首相、私はどこにでもいる、ただの沖縄のおばちゃんに過ぎません。この私はイラク戦争開戦を伴に見た人の妻となり、数十年暮らした島を離れ、そして東京の近くで暮らす間に50年に一度と言われる政権交代が起き、
幼い頃から20年以上見続けた普天間基地が今、動こうとしている。余りにも偶然としては話がおかしいぐらいの重なりを続けています。私はもうすぐ、東京を離れ、主人の母のいる田舎に戻ります。首相、それまでに普天間基地を「なくして」下さい。移転ではありません。
沖縄はイラク・アフガンへの前線基地です。沖縄の米軍基地があるからイランとアフガニスタンでは戦争が続いているのです。みなから酷いやり方をして徴収したお金の使い道を決める人たちがそれを応援しているのです。
首相、このままでは自殺率をこれ以上減らすことも、子どもたちのいじめをやめさせることも、児童虐待が起こらないようにすることも出来ません。国が率先してそれをやっているのが現状なのです。沖縄でデジャブまで見た眼からみたらそれは動かしようのない事実です。

━━━━━━━━━━━━━━━━

◆ **演習**: 上のページ抜粋から、「首相、私はどこにでもいる、た」で始まり「がそれを応援しているのです。」で終わる部分を、一字も変えずに書き写してください。

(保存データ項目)
━━━━━━━━━━━━━━━━

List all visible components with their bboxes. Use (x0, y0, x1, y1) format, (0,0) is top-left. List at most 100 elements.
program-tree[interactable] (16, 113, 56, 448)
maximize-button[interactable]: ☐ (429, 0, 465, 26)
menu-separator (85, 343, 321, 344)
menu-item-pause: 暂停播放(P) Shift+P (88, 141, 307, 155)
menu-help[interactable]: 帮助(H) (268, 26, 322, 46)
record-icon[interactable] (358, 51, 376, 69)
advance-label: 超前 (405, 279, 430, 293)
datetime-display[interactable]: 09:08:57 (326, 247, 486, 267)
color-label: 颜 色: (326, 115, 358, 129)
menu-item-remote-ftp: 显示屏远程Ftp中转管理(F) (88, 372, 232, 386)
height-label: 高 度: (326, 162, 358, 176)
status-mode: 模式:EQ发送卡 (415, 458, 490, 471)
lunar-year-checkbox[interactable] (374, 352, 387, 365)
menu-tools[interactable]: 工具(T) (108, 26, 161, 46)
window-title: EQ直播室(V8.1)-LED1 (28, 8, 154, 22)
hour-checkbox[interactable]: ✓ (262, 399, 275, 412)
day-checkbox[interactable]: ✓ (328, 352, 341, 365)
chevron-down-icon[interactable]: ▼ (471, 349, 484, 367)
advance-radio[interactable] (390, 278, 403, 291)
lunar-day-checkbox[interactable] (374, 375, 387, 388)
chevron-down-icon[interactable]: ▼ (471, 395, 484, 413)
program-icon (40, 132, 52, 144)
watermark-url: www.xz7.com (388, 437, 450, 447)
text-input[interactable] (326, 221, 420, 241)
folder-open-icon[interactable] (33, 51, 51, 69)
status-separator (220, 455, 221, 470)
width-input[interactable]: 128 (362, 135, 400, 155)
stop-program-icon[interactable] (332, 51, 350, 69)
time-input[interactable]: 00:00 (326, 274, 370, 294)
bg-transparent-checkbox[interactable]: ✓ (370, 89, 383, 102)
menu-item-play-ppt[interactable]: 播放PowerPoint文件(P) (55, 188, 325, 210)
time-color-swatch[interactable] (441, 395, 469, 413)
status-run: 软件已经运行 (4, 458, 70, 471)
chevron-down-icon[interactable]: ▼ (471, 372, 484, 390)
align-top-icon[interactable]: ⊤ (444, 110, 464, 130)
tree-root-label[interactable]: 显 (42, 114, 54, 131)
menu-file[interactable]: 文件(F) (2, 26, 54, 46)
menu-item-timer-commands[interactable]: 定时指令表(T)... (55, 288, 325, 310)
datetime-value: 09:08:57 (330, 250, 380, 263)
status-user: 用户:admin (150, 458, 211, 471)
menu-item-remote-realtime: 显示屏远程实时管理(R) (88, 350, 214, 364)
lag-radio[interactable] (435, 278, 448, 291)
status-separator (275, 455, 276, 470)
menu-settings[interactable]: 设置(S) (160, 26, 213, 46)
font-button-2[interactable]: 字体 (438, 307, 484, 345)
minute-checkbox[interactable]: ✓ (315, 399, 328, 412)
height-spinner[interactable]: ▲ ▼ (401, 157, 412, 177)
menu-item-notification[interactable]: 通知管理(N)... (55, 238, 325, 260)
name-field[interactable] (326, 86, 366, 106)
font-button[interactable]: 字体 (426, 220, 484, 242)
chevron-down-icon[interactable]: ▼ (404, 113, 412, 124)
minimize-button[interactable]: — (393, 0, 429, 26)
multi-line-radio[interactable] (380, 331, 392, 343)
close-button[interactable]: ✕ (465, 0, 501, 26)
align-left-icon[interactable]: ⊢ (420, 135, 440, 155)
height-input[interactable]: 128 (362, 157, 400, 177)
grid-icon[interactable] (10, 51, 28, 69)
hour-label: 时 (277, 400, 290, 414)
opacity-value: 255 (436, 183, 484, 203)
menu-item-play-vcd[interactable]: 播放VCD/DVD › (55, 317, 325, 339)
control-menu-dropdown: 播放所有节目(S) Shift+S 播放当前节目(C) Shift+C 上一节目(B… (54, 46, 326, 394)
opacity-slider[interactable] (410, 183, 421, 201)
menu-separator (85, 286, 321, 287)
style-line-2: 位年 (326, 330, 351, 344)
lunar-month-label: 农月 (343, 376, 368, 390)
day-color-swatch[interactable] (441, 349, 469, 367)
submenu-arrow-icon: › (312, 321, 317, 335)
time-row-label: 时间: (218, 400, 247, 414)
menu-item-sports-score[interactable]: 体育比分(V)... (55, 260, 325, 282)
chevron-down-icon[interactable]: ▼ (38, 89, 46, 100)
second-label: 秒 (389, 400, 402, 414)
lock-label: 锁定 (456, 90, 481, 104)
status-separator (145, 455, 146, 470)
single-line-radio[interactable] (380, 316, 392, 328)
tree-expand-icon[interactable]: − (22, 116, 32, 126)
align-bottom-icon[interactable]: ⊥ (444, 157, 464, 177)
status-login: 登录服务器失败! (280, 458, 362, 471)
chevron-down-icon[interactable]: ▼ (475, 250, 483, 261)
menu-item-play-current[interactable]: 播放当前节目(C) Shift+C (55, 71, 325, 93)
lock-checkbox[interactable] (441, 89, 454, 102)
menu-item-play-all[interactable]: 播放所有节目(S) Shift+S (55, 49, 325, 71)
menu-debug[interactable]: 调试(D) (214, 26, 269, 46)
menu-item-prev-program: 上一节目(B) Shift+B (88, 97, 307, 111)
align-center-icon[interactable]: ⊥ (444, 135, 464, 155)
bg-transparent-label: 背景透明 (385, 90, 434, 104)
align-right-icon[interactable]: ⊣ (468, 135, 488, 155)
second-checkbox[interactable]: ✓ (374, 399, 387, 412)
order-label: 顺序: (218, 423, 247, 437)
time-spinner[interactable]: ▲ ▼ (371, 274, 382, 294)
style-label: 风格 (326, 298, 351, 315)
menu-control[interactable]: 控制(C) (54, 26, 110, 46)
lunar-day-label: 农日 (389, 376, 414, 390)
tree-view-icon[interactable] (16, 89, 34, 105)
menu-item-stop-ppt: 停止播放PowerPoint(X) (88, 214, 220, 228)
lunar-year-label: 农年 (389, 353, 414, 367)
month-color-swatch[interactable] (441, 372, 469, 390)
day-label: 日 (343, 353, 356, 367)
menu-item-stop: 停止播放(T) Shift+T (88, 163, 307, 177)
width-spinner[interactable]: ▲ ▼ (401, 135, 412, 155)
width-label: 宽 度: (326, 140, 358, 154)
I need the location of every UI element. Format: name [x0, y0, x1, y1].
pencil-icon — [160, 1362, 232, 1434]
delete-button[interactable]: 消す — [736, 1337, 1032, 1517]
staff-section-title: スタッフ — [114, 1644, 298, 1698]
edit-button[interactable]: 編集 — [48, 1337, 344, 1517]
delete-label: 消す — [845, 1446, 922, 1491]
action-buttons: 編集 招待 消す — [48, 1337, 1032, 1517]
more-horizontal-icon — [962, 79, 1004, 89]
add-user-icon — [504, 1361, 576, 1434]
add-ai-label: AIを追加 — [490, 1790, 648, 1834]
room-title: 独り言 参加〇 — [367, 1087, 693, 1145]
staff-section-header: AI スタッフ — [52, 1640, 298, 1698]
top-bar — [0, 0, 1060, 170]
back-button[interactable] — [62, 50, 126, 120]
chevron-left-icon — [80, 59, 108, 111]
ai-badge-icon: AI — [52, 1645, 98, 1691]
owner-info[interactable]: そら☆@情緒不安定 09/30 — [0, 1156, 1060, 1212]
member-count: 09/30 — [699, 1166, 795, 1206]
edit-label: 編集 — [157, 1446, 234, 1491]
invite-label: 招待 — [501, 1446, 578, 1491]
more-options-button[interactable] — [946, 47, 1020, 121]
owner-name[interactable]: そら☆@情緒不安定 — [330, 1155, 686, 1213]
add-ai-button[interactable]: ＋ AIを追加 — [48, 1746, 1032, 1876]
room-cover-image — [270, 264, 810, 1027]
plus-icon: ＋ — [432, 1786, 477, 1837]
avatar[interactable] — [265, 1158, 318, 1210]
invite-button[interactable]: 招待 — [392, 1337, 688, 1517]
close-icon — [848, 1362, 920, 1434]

━━━━━━━━━━━━━━━━

◆ **本問の解答**:
首相、私はどこにでもいる、ただの沖縄のおばちゃんに過ぎません。この私はイラク戦争開戦を伴に見た人の妻となり、数十年暮らした島を離れ、そして東京の近くで暮らす間に50年に一度と言われる政権交代が起き、
幼い頃から20年以上見続けた普天間基地が今、動こうとしている。余りにも偶然としては話がおかしいぐらいの重なりを続けています。私はもうすぐ、東京を離れ、主人の母のいる田舎に戻ります。首相、それまでに普天間基地を「なくして」下さい。移転ではありません。
沖縄はイラク・アフガンへの前線基地です。沖縄の米軍基地があるからイランとアフガニスタンでは戦争が続いているのです。みなから酷いやり方をして徴収したお金の使い道を決める人たちがそれを応援しているのです。